[Stored data]
----

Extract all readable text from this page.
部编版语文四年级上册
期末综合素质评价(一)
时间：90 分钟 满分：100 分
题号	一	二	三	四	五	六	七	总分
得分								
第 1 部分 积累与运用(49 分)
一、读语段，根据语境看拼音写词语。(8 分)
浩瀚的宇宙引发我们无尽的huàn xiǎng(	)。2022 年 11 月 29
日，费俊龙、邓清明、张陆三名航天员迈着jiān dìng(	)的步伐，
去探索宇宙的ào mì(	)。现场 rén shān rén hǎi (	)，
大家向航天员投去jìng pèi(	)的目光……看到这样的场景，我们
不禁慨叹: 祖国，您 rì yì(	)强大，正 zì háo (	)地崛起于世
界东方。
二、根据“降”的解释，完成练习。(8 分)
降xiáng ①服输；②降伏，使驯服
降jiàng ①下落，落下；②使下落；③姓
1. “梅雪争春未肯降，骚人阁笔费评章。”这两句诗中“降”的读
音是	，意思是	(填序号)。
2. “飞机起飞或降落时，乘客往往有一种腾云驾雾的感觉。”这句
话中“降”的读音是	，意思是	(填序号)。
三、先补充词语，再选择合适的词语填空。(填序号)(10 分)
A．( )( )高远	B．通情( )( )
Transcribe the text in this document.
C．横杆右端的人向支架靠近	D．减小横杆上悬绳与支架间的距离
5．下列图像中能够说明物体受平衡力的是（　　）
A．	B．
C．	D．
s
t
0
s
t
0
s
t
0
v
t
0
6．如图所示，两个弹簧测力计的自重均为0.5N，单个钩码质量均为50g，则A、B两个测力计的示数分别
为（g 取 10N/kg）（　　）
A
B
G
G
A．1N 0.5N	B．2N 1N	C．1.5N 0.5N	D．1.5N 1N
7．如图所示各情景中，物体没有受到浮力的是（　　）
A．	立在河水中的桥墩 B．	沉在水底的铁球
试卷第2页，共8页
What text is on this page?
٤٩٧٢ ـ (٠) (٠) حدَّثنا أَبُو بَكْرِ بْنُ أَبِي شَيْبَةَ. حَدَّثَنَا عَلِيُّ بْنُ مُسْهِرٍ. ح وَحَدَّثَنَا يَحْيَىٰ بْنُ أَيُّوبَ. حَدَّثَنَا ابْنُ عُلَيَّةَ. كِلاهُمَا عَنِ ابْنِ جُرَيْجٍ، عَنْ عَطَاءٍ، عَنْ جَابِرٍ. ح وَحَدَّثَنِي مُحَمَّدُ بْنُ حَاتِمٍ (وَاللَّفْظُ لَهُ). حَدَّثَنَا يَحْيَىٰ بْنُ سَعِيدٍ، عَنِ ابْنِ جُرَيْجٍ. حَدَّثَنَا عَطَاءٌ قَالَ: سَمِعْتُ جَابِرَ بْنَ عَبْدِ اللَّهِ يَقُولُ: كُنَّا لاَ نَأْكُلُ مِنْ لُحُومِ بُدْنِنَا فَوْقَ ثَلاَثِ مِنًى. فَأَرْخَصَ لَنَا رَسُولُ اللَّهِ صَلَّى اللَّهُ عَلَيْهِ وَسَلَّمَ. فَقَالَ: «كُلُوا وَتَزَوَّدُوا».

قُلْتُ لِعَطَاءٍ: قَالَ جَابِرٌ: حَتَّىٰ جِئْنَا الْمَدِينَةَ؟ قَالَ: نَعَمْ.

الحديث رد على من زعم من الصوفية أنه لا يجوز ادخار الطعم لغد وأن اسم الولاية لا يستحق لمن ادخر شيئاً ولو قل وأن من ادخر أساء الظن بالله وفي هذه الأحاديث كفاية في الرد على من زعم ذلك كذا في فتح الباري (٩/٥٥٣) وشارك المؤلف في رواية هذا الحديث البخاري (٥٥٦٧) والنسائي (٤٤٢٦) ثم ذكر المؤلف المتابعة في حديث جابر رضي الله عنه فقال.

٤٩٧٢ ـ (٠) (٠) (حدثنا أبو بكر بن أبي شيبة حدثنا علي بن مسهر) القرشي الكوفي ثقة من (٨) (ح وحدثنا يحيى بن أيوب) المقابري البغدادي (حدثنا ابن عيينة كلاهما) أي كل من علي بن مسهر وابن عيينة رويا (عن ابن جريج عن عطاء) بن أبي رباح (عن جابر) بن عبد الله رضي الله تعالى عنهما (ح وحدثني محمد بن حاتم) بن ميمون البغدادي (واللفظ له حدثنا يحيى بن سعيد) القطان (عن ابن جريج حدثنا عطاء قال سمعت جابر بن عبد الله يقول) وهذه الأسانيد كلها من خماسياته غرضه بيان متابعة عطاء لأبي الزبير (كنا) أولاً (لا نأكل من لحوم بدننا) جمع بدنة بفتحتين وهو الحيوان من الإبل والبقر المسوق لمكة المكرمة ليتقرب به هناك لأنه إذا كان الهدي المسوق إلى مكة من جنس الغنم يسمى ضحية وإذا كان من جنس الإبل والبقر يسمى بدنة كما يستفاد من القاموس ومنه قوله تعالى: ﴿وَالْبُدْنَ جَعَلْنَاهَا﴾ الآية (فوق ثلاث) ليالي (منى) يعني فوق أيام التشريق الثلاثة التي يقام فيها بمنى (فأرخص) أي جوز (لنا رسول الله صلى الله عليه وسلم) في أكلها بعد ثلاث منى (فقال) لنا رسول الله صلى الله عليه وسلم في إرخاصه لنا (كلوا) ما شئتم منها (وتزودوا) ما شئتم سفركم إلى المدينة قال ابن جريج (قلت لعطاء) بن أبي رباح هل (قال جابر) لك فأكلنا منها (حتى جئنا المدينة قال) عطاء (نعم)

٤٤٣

----

**WHAT TO PRODUCE**: Locate all lines in the listing above with the word "text" and copy them.

**SOLUTION TO THIS TASK**:
Extract all readable text from this page.
Transcribe the text in this document.
What text is on this page?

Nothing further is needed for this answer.